• WHAT YOU SHOULD DO
Find each line containing the string "Entity" and return it.
========
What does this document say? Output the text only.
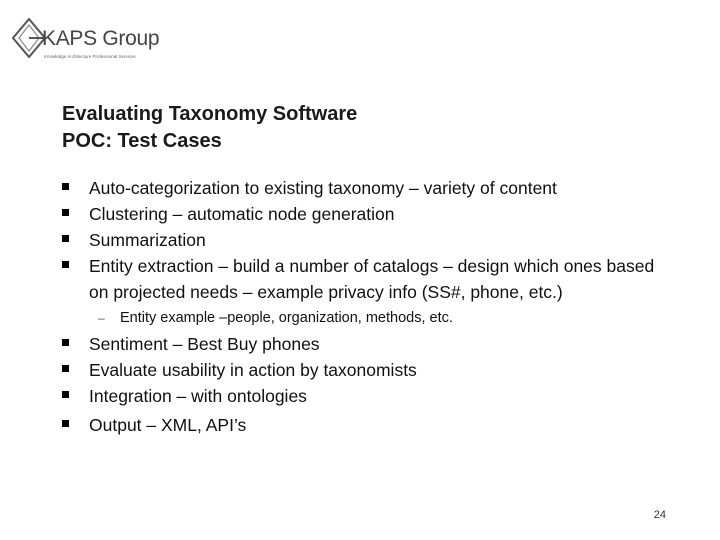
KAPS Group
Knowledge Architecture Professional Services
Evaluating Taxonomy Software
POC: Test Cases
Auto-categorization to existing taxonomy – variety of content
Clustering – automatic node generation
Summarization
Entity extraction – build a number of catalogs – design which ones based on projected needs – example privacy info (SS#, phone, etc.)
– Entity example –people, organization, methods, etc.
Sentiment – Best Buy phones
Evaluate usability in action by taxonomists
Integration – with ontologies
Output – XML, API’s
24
========
• FINAL RESULT
Entity extraction – build a number of catalogs – design which ones based on projected needs – example privacy info (SS#, phone, etc.)
– Entity example –people, organization, methods, etc.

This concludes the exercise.